BEGIN

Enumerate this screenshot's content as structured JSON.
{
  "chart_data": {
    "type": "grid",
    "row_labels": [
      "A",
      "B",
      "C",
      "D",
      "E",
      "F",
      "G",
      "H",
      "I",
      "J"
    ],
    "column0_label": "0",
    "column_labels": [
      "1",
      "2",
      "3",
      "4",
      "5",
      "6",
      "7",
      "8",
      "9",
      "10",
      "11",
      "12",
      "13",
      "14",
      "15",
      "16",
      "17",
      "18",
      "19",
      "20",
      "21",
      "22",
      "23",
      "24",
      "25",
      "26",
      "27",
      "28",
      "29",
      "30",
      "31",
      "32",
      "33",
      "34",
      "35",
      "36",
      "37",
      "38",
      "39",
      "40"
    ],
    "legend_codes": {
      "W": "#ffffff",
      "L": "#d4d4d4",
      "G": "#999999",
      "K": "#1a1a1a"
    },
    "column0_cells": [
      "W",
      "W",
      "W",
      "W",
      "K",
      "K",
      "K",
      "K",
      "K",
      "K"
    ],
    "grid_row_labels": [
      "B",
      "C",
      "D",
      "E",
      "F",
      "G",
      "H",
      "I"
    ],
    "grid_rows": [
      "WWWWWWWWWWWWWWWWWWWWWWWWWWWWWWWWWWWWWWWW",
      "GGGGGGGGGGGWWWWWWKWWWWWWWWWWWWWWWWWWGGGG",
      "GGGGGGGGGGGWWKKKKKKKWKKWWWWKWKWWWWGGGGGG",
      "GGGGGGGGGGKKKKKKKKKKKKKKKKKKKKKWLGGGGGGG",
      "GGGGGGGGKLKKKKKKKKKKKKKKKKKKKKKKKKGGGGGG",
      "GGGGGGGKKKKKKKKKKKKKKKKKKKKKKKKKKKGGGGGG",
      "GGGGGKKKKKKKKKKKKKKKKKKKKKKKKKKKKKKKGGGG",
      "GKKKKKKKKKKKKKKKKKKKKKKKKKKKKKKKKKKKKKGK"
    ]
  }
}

END

▶ [Prompt]:
Repeat the listing in full, keeping every line exactly as it is.

▶ [Full response]:
Enumerate this screenshot's content as structured JSON.
{
  "chart_data": {
    "type": "grid",
    "row_labels": [
      "A",
      "B",
      "C",
      "D",
      "E",
      "F",
      "G",
      "H",
      "I",
      "J"
    ],
    "column0_label": "0",
    "column_labels": [
      "1",
      "2",
      "3",
      "4",
      "5",
      "6",
      "7",
      "8",
      "9",
      "10",
      "11",
      "12",
      "13",
      "14",
      "15",
      "16",
      "17",
      "18",
      "19",
      "20",
      "21",
      "22",
      "23",
      "24",
      "25",
      "26",
      "27",
      "28",
      "29",
      "30",
      "31",
      "32",
      "33",
      "34",
      "35",
      "36",
      "37",
      "38",
      "39",
      "40"
    ],
    "legend_codes": {
      "W": "#ffffff",
      "L": "#d4d4d4",
      "G": "#999999",
      "K": "#1a1a1a"
    },
    "column0_cells": [
      "W",
      "W",
      "W",
      "W",
      "K",
      "K",
      "K",
      "K",
      "K",
      "K"
    ],
    "grid_row_labels": [
      "B",
      "C",
      "D",
      "E",
      "F",
      "G",
      "H",
      "I"
    ],
    "grid_rows": [
      "WWWWWWWWWWWWWWWWWWWWWWWWWWWWWWWWWWWWWWWW",
      "GGGGGGGGGGGWWWWWWKWWWWWWWWWWWWWWWWWWGGGG",
      "GGGGGGGGGGGWWKKKKKKKWKKWWWWKWKWWWWGGGGGG",
      "GGGGGGGGGGKKKKKKKKKKKKKKKKKKKKKWLGGGGGGG",
      "GGGGGGGGKLKKKKKKKKKKKKKKKKKKKKKKKKGGGGGG",
      "GGGGGGGKKKKKKKKKKKKKKKKKKKKKKKKKKKGGGGGG",
      "GGGGGKKKKKKKKKKKKKKKKKKKKKKKKKKKKKKKGGGG",
      "GKKKKKKKKKKKKKKKKKKKKKKKKKKKKKKKKKKKKKGK"
    ]
  }
}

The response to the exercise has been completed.